EXCERPTED DATA →
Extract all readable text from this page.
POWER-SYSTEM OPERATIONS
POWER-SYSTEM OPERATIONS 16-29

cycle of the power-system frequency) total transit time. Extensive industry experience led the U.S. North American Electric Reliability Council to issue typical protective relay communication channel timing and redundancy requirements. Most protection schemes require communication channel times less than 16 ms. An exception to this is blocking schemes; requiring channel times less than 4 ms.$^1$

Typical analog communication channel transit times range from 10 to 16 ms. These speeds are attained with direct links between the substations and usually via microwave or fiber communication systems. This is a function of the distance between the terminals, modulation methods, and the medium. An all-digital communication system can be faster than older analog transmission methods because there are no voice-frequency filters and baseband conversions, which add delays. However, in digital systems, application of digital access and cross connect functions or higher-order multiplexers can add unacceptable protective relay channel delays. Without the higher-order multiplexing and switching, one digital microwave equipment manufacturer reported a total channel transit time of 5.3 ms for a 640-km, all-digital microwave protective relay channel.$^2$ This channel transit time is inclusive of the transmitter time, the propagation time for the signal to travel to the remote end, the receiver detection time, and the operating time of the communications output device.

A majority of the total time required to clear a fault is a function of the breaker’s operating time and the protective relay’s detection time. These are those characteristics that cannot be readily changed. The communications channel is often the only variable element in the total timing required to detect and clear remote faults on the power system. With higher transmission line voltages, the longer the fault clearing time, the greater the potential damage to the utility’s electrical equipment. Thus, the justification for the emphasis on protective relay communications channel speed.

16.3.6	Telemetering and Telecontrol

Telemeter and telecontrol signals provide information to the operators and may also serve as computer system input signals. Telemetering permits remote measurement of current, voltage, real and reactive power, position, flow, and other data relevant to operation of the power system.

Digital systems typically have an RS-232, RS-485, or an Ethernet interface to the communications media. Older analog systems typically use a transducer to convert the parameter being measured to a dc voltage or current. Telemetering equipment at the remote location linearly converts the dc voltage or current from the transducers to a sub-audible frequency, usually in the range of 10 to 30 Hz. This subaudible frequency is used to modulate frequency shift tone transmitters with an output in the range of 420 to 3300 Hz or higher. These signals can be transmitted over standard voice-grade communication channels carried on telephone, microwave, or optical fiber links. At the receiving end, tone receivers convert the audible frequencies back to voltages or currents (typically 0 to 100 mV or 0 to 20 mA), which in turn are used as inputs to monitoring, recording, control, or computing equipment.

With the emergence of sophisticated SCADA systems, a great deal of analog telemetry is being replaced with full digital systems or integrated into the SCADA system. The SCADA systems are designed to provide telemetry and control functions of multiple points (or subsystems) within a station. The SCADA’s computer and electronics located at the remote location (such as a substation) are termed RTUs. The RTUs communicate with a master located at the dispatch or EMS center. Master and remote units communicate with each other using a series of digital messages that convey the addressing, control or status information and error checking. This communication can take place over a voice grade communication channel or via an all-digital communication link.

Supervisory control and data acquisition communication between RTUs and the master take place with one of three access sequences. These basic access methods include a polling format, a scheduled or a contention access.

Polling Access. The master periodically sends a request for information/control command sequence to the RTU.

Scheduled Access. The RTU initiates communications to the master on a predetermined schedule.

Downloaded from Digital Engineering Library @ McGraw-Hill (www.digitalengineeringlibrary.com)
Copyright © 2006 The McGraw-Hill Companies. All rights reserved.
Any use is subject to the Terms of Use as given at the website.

AIM →
In the data above, tally the lines holding "Hill" and answer with the figure only.

SOLUTION FOR THIS EXERCISE →
2